## Set problem
Wherever the word "pliku" turns up in a line of the entries, copy that line.

## Data items
# # #

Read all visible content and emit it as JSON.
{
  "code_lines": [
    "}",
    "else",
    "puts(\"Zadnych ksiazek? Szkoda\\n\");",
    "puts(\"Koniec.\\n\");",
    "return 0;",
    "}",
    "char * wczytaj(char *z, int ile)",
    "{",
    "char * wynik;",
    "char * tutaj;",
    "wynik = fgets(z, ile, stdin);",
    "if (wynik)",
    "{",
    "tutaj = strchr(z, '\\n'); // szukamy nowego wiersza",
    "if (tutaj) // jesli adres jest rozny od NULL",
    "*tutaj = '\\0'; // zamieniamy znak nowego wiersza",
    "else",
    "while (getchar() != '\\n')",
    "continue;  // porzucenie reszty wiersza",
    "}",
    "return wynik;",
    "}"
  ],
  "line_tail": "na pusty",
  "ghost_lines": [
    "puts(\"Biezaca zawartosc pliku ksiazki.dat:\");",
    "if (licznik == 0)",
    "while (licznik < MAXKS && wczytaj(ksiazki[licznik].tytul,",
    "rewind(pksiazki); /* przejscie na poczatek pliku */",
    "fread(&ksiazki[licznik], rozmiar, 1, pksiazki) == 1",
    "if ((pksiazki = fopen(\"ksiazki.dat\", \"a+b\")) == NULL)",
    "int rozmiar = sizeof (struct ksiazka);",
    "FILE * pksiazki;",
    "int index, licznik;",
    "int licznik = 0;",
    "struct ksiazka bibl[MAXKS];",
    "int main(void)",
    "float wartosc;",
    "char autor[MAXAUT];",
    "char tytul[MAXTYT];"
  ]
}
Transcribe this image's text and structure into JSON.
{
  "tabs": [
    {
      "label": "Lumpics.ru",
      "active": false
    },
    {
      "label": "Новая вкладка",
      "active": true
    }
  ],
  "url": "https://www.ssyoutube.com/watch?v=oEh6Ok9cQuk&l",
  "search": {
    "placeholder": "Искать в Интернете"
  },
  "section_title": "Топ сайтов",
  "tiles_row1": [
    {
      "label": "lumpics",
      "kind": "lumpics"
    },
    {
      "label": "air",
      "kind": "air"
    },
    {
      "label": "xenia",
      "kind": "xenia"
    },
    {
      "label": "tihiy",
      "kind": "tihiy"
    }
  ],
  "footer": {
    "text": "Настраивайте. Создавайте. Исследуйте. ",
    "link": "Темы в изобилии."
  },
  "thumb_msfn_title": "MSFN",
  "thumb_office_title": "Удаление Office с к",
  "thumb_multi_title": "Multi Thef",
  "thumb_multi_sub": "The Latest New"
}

# # #

## Solved problem
    "puts(\"Biezaca zawartosc pliku ksiazki.dat:\");",
    "rewind(pksiazki); /* przejscie na poczatek pliku */",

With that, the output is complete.